▸ Excerpt:

+--

House Lawmakers to Test Pension Bill in Committee

A committee hearing is scheduled for Monday

UPDATE: Illinois House Committee OKs Pension Reform Plan

A scaled-back overhaul addressing Illinois' worst-in-the-nation pension problem is ready for its first test, key House lawmakers said Sunday as they entered the final stretch of the lame-duck session.

The amended measure — which would mean employees chip in more and would freeze cost-of-living increases for retirees, among other provisions — was scheduled to get a committee hearing Monday, said Rep. Elaine Nekritz, a Northbrook Democrat who has been at the heart of pension talks.

"We think the bill will get out of committee," she told reporters Sunday. "It's been my goal throughout this entire process to not to place blame, whether it's blame as to how we got here, blame as to why this isn't getting done."

+--

▸ Requirement: Can you continue the article above on the Illinois pension bill, picking up right after its last sentence?

+--

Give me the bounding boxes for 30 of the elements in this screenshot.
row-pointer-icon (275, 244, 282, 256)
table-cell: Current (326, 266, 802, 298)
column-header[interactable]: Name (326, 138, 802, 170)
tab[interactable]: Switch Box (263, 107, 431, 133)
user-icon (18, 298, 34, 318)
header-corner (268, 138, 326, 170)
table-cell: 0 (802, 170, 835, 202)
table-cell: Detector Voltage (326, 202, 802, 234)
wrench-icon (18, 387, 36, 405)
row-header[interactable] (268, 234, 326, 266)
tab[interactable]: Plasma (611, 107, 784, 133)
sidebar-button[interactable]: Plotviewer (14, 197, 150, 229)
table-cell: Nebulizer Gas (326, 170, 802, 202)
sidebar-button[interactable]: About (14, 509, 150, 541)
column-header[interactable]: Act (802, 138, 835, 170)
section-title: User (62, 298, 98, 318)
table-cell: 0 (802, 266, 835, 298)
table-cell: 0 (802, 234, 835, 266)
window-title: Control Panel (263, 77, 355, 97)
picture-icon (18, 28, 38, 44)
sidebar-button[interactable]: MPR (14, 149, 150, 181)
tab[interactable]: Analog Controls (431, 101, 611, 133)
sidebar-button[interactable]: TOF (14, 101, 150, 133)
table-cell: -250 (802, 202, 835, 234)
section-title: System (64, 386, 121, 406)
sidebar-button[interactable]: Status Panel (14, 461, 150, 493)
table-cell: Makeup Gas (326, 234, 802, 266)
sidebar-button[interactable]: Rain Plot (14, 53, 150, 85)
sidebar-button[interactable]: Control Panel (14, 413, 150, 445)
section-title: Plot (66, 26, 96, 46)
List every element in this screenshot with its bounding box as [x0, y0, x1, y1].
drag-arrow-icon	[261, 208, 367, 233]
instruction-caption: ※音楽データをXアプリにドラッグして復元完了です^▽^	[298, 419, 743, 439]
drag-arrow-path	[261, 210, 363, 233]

+--

▸ Reply:
But Nekritz and other backers were coy about the chances on the floor for the measure during the final days of the current General Assembly, which features lame-duck lawmakers who are not returning and can vote without fearing voter backlash.

Nonetheless, Nekritz said the issue has "consensus among the leaders of the House."

"We're taking this one step at a time," she said. "The bill will get out of committee, and then we'll work to get votes on the floor."

Key to the agreement is House Minority Leader Tom Cross, R-Oswego, who has blocked action on closing the monstrous pension deficit because he opposed a provision to shift some teacher-benefit costs to local school districts. A spokeswoman for Cross said he supported the agreement. The opening to a new agreement emerged over the weekend when House Speaker Michael Madigan, D-Chicago, agreed to set the matter aside for now.

Gov. Pat Quinn — who had set a Wednesday deadline for pension legislation — had been working with Nekritz on the bill, said Quinn's spokeswoman, Brooke Anderson.

"We're encouraged by the momentum to fix a problem that urgently needs to be fixed," she said.

Word of the tentative agreement emerged Sunday when the House reconvened for the final days of the current General Assembly, but made little headway on other issues.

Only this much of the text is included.